§ Written problem: Where the word "count" occurs in a line, return that line.

-------- Input material --------

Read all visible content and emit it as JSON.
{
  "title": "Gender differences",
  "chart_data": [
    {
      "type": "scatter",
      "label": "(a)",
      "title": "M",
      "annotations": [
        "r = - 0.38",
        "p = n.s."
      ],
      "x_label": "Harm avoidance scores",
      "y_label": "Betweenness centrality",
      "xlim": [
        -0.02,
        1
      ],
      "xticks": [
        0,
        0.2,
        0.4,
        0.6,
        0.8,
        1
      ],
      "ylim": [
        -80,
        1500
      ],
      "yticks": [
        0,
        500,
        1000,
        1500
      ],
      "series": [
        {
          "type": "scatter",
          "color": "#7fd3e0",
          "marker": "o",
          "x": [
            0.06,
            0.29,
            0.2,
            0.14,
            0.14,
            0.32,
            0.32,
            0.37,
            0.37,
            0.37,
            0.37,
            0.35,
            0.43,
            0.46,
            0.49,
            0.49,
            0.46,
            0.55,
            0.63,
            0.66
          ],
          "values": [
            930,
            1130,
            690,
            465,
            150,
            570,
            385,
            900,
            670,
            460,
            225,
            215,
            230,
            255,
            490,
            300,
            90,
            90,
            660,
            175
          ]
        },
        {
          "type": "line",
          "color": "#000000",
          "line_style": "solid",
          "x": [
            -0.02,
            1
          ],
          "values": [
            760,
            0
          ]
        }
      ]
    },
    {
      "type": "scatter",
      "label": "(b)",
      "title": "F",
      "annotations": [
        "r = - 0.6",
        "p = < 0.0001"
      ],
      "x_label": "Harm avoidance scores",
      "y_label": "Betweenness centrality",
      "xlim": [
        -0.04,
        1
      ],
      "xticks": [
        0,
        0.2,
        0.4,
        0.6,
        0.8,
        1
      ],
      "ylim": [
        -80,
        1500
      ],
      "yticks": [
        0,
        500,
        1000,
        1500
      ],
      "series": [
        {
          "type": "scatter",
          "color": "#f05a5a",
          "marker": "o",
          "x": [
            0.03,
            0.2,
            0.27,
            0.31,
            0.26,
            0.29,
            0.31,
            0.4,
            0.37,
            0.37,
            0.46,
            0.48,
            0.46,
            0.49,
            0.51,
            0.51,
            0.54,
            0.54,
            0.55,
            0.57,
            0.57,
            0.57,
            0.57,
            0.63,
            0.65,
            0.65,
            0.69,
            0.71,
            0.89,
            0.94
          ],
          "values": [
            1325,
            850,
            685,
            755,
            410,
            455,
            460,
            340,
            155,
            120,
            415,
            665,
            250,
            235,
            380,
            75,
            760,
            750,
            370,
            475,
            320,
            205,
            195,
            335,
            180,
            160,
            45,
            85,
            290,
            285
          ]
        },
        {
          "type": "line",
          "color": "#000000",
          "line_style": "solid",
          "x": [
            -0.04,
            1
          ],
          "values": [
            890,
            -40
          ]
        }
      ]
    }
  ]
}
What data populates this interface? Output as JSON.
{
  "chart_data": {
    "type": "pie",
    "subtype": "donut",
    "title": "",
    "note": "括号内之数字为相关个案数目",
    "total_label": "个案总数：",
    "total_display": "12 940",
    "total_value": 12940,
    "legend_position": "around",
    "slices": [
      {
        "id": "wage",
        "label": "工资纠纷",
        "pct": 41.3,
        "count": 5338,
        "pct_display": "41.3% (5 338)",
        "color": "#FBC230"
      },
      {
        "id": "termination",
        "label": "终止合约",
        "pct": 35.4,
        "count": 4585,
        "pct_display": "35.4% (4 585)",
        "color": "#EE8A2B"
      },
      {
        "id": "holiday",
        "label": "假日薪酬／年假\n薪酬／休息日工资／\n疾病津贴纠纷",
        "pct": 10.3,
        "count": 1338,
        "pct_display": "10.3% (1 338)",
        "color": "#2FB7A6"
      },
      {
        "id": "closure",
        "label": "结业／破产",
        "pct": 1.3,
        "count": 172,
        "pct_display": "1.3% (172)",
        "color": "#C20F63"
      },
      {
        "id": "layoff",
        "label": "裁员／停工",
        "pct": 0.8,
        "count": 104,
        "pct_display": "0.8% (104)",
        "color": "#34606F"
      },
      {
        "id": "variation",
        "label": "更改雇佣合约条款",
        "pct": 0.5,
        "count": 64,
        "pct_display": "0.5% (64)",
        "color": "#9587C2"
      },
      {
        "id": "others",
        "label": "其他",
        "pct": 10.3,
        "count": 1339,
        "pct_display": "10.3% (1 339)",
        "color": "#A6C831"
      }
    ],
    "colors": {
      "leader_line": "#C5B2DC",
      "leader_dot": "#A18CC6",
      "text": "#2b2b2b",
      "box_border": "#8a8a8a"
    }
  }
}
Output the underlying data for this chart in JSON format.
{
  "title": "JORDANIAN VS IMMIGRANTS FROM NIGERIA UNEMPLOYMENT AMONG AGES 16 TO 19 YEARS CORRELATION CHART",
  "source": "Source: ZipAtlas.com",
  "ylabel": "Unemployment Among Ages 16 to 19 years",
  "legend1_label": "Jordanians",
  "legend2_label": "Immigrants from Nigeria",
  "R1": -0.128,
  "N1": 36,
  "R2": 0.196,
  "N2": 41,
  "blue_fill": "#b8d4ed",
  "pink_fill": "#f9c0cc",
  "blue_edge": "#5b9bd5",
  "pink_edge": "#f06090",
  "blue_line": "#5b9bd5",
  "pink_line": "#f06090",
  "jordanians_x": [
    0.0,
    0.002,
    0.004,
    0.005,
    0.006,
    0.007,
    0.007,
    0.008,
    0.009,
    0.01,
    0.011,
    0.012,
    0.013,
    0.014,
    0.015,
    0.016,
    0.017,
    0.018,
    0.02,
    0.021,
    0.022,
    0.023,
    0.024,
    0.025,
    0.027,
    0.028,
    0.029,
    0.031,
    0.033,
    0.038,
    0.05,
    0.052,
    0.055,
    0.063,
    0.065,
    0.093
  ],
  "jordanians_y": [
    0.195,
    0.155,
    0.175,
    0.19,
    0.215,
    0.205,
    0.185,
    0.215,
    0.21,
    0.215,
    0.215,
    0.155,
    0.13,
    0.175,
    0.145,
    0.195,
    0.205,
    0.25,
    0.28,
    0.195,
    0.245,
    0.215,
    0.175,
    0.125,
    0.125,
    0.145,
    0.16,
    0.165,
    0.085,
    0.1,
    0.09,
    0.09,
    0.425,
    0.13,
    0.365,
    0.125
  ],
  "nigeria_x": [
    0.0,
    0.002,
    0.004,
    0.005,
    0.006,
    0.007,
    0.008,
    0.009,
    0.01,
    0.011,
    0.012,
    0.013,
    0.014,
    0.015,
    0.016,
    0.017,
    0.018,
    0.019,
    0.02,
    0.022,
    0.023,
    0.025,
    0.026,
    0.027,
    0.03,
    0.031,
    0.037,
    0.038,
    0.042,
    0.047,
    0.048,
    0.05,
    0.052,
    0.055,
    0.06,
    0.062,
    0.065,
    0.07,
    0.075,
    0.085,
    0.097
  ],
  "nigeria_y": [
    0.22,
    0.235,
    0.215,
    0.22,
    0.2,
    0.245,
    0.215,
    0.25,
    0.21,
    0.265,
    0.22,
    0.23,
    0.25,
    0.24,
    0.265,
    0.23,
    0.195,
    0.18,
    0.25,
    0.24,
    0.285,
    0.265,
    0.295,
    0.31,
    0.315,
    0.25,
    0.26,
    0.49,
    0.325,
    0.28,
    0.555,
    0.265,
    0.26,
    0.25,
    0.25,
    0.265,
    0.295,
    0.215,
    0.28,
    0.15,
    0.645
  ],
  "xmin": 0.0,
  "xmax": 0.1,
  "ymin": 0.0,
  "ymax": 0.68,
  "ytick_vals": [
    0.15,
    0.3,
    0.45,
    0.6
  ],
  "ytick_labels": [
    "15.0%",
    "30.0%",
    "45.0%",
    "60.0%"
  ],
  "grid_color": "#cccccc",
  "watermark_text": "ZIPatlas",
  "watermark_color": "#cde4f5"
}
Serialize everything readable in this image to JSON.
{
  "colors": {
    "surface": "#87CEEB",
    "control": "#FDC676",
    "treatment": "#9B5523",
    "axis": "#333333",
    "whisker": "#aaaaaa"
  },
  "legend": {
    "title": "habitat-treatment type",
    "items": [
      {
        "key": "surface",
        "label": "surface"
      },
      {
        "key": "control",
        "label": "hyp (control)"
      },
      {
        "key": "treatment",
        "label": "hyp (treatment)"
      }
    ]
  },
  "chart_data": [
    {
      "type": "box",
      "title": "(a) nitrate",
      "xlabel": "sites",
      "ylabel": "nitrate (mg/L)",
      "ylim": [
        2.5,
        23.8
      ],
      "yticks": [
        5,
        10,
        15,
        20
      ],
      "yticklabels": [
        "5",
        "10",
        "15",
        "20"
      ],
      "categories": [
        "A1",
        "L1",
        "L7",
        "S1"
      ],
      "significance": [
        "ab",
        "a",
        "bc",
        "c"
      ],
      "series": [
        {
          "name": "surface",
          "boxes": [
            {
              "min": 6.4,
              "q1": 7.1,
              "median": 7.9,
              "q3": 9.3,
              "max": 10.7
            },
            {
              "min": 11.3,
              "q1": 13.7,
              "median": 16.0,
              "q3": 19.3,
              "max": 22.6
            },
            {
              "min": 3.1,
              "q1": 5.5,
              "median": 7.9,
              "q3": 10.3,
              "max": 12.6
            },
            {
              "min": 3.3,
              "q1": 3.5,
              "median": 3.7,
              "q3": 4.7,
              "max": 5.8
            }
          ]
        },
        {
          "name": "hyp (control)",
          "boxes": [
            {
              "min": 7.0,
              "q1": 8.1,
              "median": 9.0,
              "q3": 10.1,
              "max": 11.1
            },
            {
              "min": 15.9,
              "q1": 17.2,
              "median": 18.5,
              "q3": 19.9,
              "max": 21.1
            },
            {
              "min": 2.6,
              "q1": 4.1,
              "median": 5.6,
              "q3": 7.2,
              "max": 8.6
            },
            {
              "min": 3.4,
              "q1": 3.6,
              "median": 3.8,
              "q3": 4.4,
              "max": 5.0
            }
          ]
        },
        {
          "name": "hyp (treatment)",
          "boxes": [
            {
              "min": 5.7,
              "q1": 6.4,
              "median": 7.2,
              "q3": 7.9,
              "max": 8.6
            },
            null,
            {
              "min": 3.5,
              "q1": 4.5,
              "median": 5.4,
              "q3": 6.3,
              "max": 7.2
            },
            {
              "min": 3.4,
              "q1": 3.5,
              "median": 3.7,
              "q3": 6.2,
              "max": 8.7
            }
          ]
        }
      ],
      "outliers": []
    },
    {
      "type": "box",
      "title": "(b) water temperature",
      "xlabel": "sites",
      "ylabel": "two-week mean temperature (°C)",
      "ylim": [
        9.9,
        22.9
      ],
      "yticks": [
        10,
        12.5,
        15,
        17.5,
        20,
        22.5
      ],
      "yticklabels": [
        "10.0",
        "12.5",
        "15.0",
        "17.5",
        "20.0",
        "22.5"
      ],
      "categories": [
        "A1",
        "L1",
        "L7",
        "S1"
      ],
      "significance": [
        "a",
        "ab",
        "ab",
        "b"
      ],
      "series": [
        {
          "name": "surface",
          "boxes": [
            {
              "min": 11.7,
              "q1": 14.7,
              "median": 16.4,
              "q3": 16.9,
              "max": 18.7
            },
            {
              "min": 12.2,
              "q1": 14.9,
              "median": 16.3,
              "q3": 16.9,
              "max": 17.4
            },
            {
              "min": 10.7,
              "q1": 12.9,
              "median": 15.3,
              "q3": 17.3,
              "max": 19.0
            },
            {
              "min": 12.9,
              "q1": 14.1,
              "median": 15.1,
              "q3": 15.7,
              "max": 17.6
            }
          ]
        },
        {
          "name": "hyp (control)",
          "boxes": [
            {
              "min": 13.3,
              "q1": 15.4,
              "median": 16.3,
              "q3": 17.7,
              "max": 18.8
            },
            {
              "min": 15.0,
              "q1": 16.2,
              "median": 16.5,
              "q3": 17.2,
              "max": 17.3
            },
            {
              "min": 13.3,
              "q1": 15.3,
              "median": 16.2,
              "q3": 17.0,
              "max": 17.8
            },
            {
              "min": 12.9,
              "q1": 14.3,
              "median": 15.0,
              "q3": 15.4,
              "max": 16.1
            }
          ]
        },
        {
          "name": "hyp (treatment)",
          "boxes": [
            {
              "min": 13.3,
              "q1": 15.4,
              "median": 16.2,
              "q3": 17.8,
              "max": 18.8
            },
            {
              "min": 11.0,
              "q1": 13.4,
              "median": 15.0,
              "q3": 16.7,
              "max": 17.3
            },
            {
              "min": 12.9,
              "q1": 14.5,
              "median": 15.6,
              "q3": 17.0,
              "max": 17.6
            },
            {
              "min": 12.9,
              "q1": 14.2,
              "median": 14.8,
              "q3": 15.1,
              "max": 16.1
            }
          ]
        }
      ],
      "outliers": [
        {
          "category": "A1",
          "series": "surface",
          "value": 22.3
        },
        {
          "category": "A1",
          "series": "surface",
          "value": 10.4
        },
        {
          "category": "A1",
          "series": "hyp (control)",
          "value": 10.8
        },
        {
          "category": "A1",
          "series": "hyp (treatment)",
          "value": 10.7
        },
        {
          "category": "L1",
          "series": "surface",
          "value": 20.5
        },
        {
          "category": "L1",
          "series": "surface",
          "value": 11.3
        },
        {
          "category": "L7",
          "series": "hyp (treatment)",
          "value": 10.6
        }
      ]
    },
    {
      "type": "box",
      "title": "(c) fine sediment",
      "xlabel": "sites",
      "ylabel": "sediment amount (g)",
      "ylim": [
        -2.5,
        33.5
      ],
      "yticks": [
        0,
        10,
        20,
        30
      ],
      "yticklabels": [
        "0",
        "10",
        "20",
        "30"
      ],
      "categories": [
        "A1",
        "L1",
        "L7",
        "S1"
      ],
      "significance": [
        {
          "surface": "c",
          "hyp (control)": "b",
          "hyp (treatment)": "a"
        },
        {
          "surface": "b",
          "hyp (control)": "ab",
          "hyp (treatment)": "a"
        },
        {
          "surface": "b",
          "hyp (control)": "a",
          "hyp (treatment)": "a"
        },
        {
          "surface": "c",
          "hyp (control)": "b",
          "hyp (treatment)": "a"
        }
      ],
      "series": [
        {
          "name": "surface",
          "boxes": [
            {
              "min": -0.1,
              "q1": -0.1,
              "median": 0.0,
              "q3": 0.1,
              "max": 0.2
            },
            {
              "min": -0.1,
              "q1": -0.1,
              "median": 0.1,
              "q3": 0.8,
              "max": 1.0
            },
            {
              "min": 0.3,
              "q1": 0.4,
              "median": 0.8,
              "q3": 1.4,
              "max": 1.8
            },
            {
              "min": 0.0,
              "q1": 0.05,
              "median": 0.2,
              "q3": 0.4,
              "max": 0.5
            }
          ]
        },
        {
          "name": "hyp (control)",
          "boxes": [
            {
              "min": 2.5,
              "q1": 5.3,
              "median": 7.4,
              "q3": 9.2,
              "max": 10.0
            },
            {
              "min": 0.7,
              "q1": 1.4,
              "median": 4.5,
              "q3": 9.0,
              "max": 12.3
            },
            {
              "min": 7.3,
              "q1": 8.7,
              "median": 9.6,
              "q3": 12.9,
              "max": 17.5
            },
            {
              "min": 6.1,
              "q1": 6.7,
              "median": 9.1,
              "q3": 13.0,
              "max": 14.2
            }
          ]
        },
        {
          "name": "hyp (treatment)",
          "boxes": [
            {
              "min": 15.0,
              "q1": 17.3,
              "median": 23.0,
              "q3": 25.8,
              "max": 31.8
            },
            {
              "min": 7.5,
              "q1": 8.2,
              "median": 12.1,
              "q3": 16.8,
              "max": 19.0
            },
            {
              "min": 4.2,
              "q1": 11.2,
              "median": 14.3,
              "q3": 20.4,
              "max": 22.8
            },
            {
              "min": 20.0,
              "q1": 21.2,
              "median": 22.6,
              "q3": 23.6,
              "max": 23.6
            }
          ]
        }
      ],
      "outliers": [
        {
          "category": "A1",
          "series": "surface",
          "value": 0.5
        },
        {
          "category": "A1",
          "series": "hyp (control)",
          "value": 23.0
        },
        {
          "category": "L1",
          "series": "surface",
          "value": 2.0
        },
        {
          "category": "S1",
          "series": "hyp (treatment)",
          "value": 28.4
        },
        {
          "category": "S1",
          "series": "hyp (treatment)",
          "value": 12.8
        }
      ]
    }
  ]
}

--------

§ Expected output:
        "count": 5338,
        "count": 4585,
        "count": 1338,
        "count": 172,
        "count": 104,
        "count": 64,
        "count": 1339,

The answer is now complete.